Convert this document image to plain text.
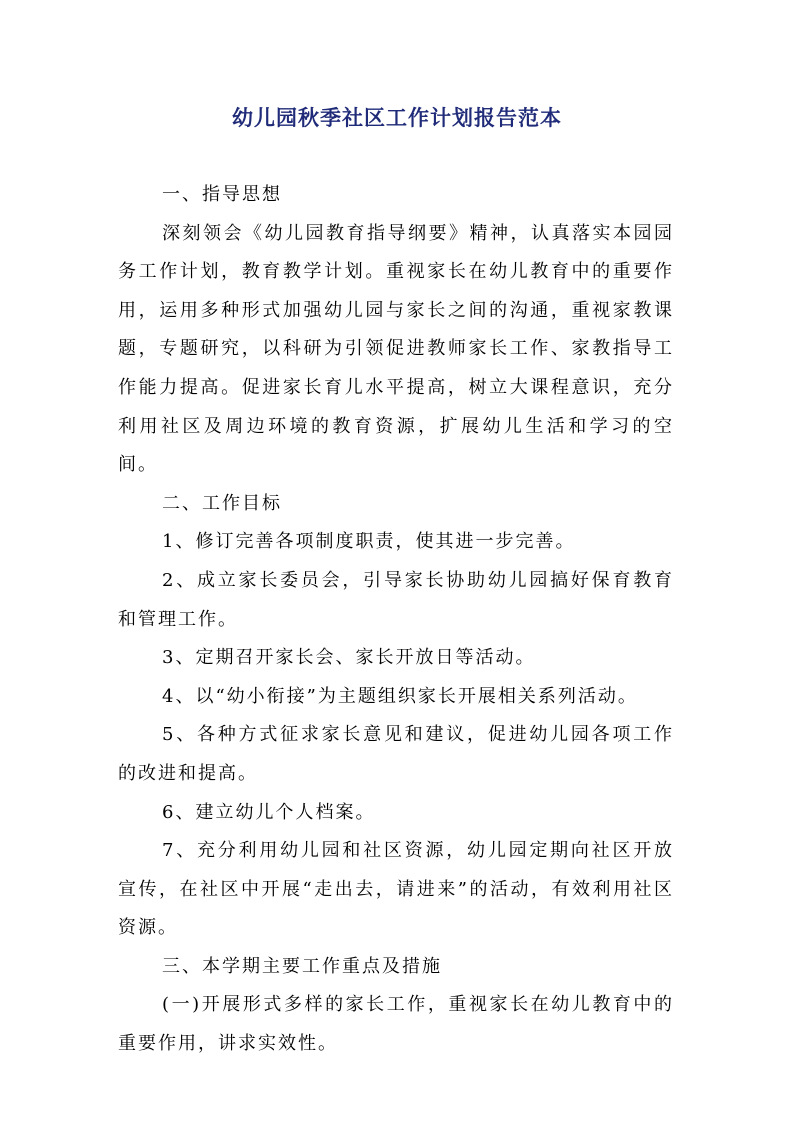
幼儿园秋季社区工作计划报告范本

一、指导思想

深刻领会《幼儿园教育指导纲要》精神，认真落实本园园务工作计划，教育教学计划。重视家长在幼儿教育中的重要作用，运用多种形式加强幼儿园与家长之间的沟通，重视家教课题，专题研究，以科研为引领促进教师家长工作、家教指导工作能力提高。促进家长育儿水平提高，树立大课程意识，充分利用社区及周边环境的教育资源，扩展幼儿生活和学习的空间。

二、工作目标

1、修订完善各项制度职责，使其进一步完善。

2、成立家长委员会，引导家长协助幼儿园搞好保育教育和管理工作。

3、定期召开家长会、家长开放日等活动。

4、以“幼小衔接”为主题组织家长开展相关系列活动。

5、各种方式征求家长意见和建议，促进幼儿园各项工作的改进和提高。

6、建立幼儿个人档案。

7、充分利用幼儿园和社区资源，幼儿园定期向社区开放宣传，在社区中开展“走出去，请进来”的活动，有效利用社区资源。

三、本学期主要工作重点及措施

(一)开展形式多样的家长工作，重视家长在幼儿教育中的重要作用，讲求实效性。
########################################
_Task instructions_. In the entries above, find each line with the word "重视家长在幼儿教育中的重要作用" and show it.

_The reply_.
深刻领会《幼儿园教育指导纲要》精神，认真落实本园园务工作计划，教育教学计划。重视家长在幼儿教育中的重要作用，运用多种形式加强幼儿园与家长之间的沟通，重视家教课题，专题研究，以科研为引领促进教师家长工作、家教指导工作能力提高。促进家长育儿水平提高，树立大课程意识，充分利用社区及周边环境的教育资源，扩展幼儿生活和学习的空间。
(一)开展形式多样的家长工作，重视家长在幼儿教育中的重要作用，讲求实效性。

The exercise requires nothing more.